> [Given task]
Go through the entries below and print each one exactly, leaving out pictures.

> [Records for processing]
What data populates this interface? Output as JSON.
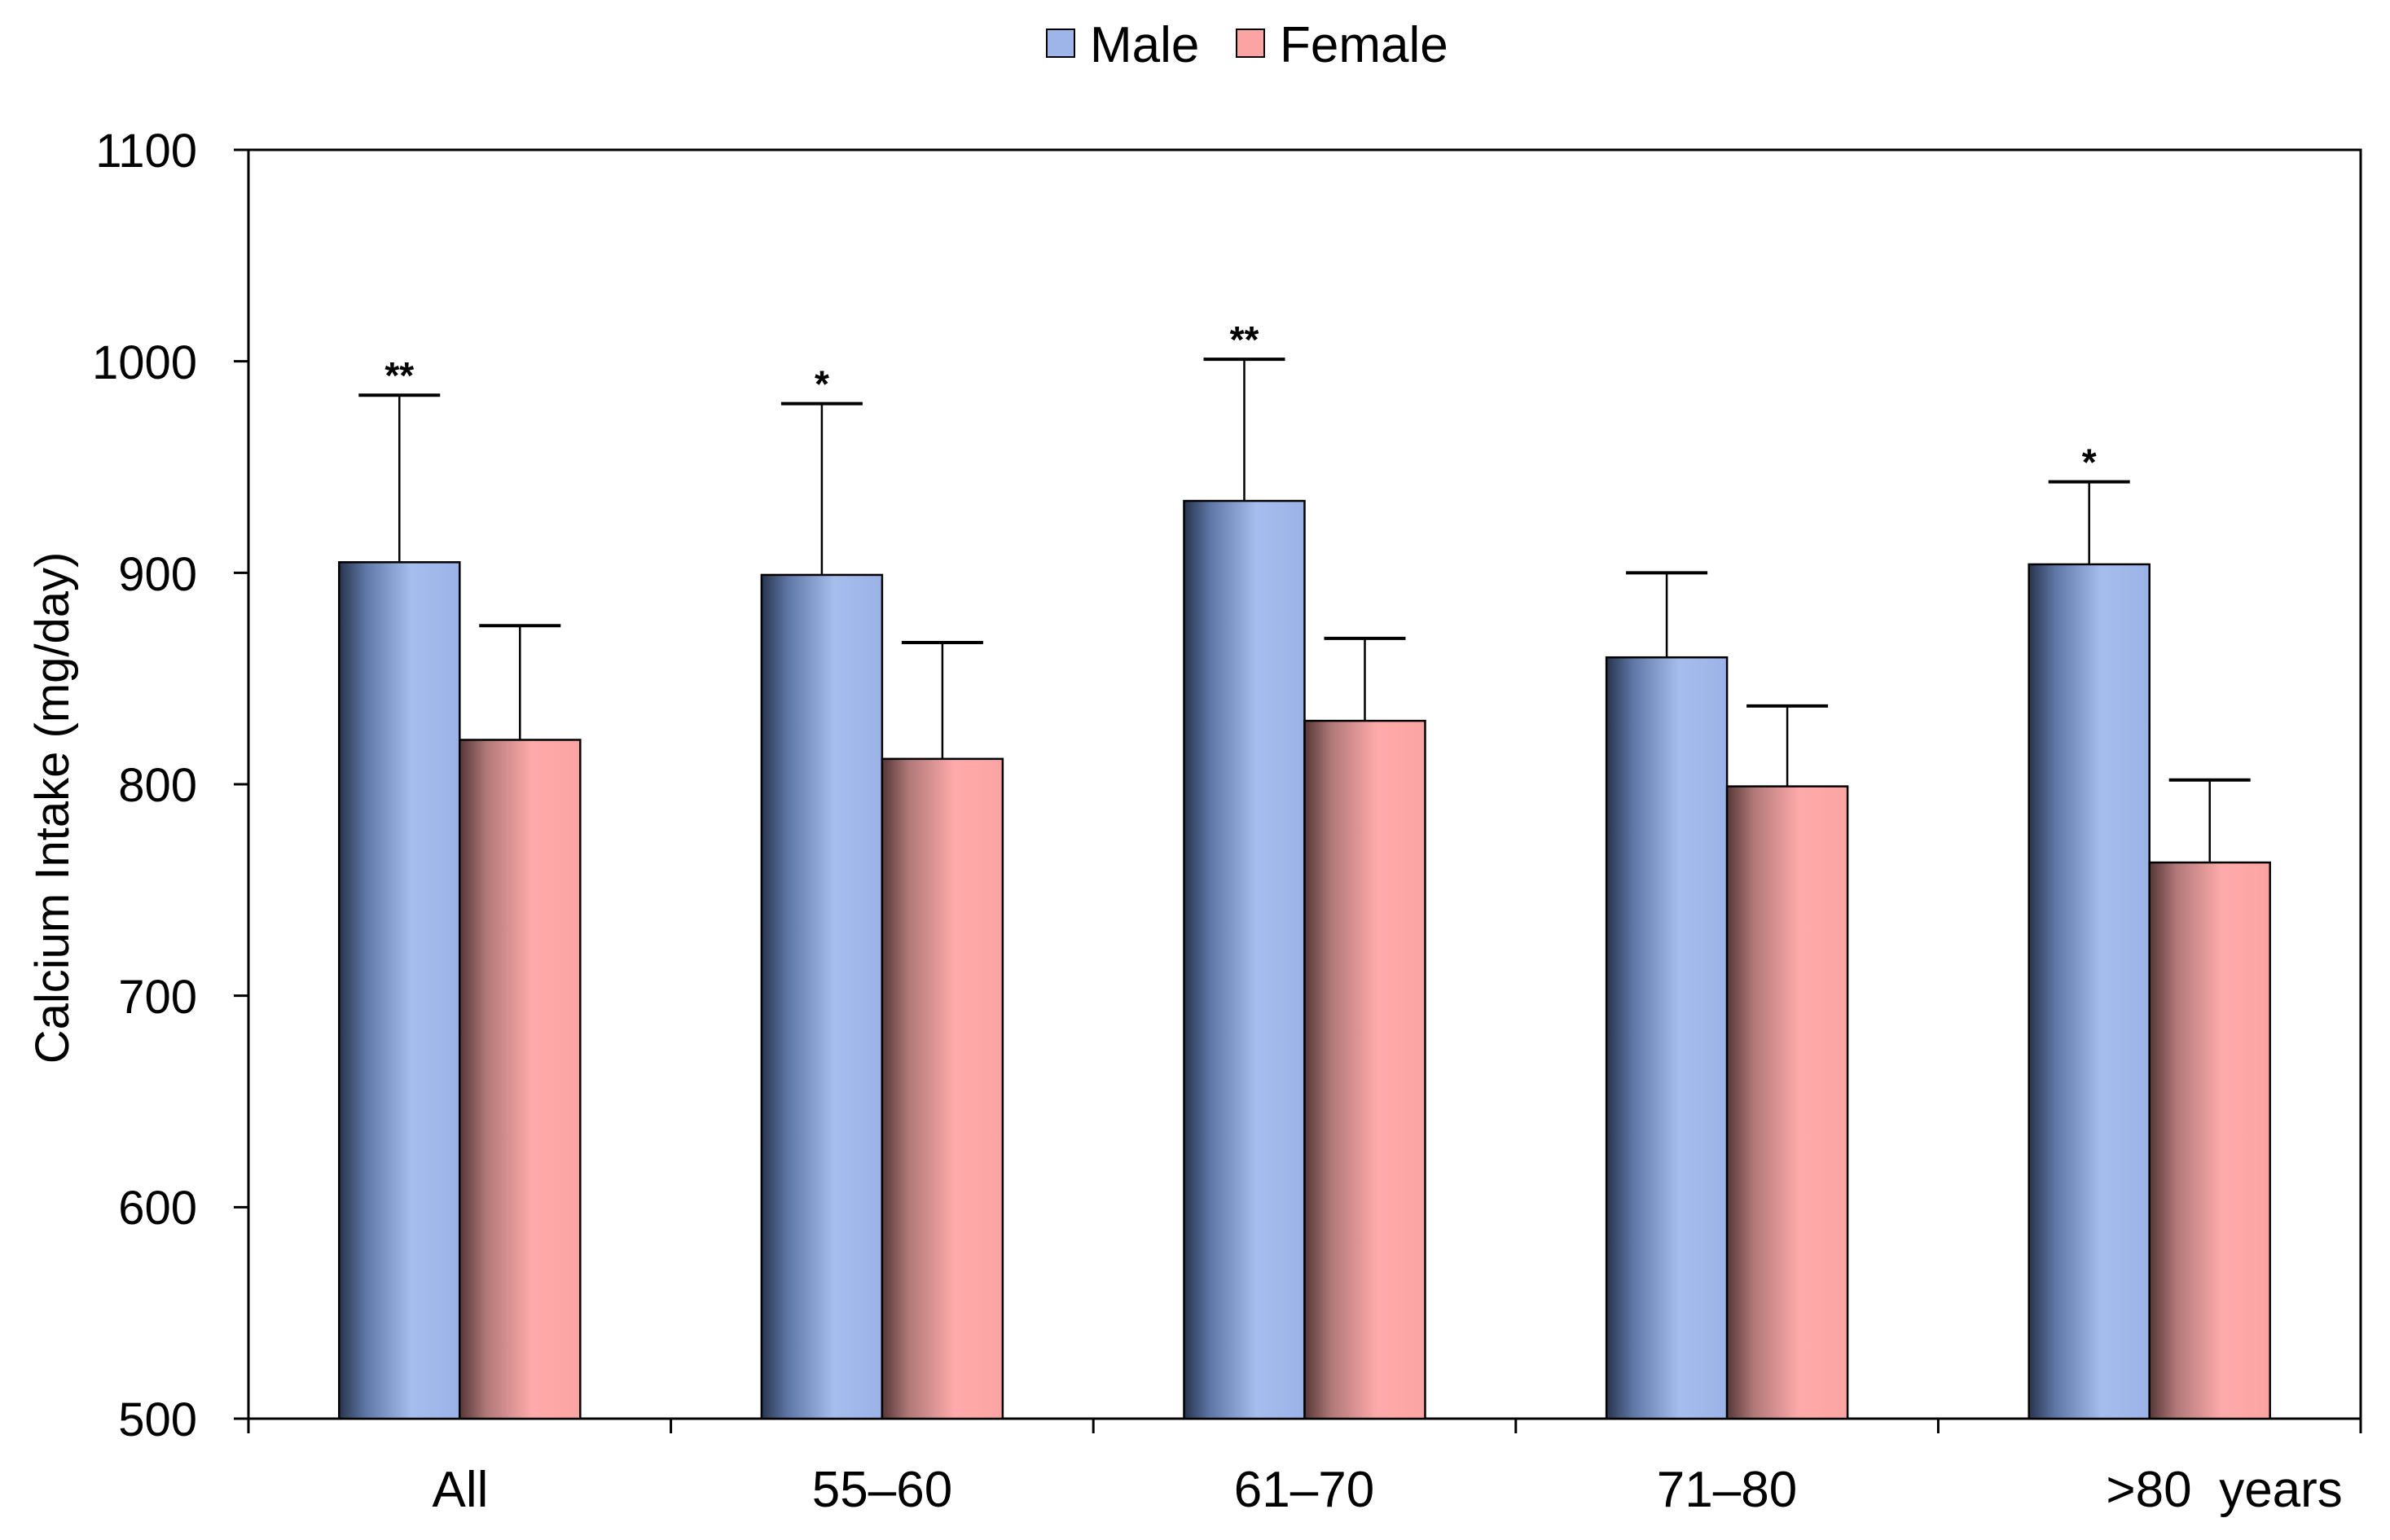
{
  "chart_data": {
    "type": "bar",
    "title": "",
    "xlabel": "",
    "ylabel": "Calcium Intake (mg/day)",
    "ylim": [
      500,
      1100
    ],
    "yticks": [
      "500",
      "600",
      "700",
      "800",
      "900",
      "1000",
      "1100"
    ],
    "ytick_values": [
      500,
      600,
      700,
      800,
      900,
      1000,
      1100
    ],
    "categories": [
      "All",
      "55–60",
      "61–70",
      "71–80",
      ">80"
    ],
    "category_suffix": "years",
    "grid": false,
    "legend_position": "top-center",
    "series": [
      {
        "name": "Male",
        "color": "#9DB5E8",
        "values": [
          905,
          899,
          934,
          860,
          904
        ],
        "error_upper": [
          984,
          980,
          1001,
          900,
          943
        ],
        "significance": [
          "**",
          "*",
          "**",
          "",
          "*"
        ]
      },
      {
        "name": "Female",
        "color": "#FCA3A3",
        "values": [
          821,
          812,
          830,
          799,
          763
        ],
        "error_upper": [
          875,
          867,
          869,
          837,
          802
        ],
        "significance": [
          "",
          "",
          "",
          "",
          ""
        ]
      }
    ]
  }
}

> [Exercise answer]
What data populates this interface? Output as JSON.
{
  "chart_data": {
    "type": "bar",
    "title": "",
    "xlabel": "",
    "ylabel": "Calcium Intake (mg/day)",
    "ylim": [
      500,
      1100
    ],
    "yticks": [
      "500",
      "600",
      "700",
      "800",
      "900",
      "1000",
      "1100"
    ],
    "ytick_values": [
      500,
      600,
      700,
      800,
      900,
      1000,
      1100
    ],
    "categories": [
      "All",
      "55–60",
      "61–70",
      "71–80",
      ">80"
    ],
    "category_suffix": "years",
    "grid": false,
    "legend_position": "top-center",
    "series": [
      {
        "name": "Male",
        "color": "#9DB5E8",
        "values": [
          905,
          899,
          934,
          860,
          904
        ],
        "error_upper": [
          984,
          980,
          1001,
          900,
          943
        ],
        "significance": [
          "**",
          "*",
          "**",
          "",
          "*"
        ]
      },
      {
        "name": "Female",
        "color": "#FCA3A3",
        "values": [
          821,
          812,
          830,
          799,
          763
        ],
        "error_upper": [
          875,
          867,
          869,
          837,
          802
        ],
        "significance": [
          "",
          "",
          "",
          "",
          ""
        ]
      }
    ]
  }
}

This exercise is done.